--- Start of GIVEN RECORDS ---
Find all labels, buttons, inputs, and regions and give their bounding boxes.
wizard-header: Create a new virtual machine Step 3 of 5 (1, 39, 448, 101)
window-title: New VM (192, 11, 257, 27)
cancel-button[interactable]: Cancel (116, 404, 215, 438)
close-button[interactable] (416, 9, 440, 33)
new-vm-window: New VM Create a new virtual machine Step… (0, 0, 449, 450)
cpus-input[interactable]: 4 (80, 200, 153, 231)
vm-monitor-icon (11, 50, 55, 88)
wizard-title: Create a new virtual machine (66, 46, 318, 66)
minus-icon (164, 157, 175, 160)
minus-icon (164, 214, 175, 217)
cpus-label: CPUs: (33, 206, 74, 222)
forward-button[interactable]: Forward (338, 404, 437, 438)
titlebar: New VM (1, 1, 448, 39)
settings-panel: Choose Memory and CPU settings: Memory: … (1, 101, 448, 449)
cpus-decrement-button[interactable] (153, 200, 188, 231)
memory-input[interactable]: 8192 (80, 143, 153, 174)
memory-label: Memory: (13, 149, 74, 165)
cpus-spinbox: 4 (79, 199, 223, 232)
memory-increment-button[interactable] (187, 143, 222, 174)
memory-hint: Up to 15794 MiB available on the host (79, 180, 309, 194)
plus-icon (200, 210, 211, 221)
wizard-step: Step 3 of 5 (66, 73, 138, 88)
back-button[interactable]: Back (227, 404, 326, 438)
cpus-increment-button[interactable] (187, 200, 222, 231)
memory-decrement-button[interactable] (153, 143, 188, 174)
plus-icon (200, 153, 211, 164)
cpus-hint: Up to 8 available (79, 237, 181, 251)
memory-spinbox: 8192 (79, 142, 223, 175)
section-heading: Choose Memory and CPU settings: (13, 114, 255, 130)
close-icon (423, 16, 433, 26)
--- End of GIVEN RECORDS ---
--- Start of GIVEN RECORDS ---
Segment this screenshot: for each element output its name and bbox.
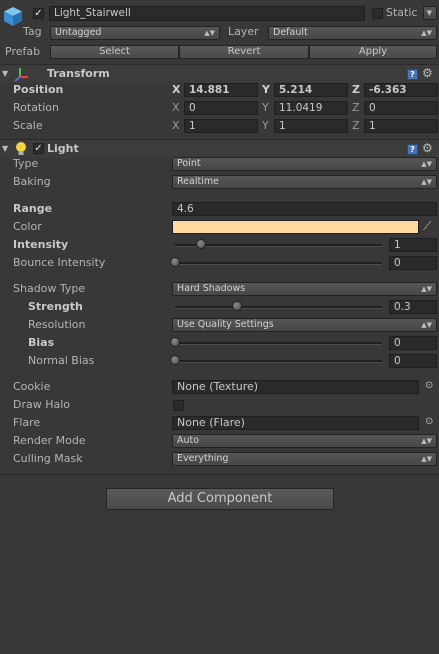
--- End of GIVEN RECORDS ---
--- Start of GIVEN RECORDS ---
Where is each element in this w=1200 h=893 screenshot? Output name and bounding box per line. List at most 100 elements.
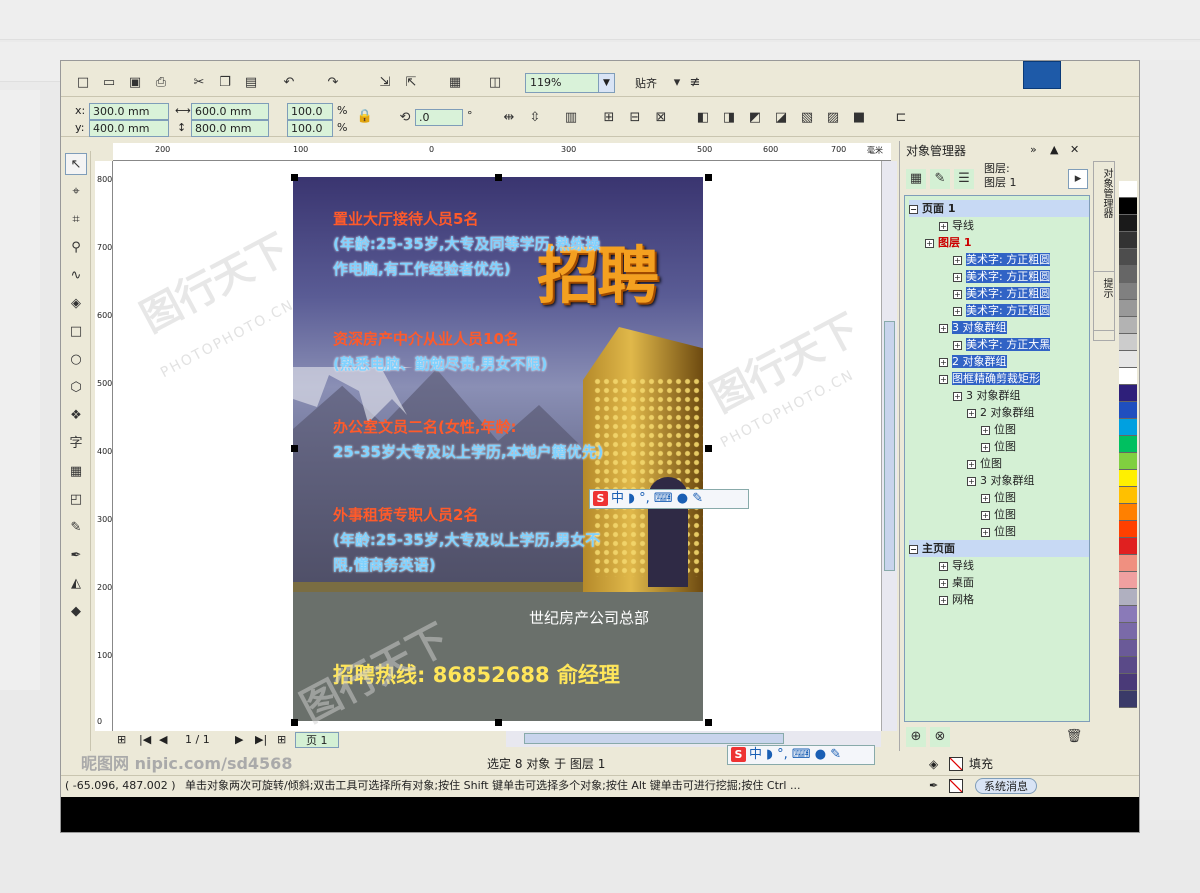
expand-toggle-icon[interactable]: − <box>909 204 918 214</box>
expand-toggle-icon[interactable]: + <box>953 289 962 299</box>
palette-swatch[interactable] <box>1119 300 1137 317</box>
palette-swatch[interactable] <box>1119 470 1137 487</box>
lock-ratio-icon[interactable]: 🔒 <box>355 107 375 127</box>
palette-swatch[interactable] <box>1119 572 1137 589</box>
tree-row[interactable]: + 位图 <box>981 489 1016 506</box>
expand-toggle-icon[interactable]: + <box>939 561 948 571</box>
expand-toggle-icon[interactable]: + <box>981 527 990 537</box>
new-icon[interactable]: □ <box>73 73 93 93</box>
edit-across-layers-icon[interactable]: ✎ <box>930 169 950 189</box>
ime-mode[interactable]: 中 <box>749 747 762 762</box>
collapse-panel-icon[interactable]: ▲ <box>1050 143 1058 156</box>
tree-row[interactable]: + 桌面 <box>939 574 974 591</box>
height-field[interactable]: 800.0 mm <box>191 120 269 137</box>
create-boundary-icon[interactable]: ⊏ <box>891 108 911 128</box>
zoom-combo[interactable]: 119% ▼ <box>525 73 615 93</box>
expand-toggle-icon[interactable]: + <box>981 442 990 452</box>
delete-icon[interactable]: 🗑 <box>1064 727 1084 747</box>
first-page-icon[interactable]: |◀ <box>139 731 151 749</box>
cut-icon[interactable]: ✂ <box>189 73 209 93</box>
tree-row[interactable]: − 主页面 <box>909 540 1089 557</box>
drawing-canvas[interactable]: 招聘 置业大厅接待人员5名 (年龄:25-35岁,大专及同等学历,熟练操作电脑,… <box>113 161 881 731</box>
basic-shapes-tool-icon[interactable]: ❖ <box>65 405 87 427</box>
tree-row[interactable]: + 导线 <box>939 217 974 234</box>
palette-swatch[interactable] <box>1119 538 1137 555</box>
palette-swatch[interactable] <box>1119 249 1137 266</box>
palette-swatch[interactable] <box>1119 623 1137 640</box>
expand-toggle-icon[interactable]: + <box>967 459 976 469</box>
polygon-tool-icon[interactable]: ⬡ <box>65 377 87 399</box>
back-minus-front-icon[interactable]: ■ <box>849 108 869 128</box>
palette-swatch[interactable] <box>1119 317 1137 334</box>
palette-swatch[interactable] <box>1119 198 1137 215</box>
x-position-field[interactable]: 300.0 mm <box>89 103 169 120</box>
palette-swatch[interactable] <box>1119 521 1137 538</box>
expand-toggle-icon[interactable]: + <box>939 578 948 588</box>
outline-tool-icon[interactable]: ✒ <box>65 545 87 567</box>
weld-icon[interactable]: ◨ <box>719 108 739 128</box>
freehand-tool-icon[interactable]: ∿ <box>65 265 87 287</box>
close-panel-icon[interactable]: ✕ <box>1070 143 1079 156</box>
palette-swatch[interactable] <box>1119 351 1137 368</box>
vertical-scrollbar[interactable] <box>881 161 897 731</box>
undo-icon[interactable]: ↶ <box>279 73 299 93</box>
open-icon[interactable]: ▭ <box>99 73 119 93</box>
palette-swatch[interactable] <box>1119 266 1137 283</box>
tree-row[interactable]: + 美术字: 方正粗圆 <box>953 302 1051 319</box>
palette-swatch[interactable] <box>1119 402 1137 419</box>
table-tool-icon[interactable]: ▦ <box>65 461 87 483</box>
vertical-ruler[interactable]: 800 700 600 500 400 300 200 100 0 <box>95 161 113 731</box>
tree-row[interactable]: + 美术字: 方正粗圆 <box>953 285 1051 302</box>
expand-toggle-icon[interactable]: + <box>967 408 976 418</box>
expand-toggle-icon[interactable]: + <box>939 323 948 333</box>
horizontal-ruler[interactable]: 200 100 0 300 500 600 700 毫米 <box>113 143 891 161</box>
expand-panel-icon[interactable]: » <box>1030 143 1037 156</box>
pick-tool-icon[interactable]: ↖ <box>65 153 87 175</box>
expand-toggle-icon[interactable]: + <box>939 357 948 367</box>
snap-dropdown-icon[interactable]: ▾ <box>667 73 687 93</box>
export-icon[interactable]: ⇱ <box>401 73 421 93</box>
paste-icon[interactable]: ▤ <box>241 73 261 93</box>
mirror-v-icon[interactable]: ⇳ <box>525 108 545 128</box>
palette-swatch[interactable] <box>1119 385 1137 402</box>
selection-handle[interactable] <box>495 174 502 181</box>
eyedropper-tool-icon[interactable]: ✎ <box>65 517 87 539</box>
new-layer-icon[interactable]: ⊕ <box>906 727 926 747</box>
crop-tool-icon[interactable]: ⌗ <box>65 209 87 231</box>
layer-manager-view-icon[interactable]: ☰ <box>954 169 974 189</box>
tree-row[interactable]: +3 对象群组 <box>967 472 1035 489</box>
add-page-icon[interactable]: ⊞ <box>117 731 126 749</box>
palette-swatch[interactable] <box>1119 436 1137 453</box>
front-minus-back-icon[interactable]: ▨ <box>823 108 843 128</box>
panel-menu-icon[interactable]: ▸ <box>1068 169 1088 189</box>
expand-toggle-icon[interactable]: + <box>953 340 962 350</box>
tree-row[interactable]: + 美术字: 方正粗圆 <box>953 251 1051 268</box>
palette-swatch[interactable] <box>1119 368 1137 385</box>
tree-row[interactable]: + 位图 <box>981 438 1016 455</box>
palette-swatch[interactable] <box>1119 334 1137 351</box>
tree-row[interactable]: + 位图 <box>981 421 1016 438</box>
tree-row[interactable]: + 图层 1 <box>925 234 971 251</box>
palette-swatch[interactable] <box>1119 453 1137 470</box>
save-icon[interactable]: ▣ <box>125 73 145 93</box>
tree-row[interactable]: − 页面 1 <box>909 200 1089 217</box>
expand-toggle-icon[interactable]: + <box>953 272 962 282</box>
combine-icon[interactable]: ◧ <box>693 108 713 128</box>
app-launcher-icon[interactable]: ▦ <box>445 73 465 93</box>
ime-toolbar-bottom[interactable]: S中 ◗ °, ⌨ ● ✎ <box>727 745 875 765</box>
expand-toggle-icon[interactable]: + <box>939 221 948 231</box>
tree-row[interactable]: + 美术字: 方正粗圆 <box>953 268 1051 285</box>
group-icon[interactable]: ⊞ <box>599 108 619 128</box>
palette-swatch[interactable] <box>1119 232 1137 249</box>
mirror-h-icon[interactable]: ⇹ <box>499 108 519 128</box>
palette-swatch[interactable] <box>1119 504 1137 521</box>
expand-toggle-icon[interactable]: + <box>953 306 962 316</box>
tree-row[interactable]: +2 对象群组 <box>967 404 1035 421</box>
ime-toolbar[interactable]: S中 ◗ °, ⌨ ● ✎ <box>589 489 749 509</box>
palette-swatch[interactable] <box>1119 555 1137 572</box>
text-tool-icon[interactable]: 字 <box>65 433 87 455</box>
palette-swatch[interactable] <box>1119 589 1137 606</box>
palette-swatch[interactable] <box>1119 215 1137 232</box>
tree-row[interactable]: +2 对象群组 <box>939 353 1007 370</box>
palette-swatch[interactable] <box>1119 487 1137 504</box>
--- End of GIVEN RECORDS ---
*GOAL*
Please print the lines of the records between the line holding "Find all labels, buttons, inputs, and" and the line holding "settings-panel: Choose Memory", inclusive, reproducing each one character for character.

*RESULT OF THIS EXERCISE*
Find all labels, buttons, inputs, and regions and give their bounding boxes.
wizard-header: Create a new virtual machine Step 3 of 5 (1, 39, 448, 101)
window-title: New VM (192, 11, 257, 27)
cancel-button[interactable]: Cancel (116, 404, 215, 438)
close-button[interactable] (416, 9, 440, 33)
new-vm-window: New VM Create a new virtual machine Step… (0, 0, 449, 450)
cpus-input[interactable]: 4 (80, 200, 153, 231)
vm-monitor-icon (11, 50, 55, 88)
wizard-title: Create a new virtual machine (66, 46, 318, 66)
minus-icon (164, 157, 175, 160)
minus-icon (164, 214, 175, 217)
cpus-label: CPUs: (33, 206, 74, 222)
forward-button[interactable]: Forward (338, 404, 437, 438)
titlebar: New VM (1, 1, 448, 39)
settings-panel: Choose Memory and CPU settings: Memory: … (1, 101, 448, 449)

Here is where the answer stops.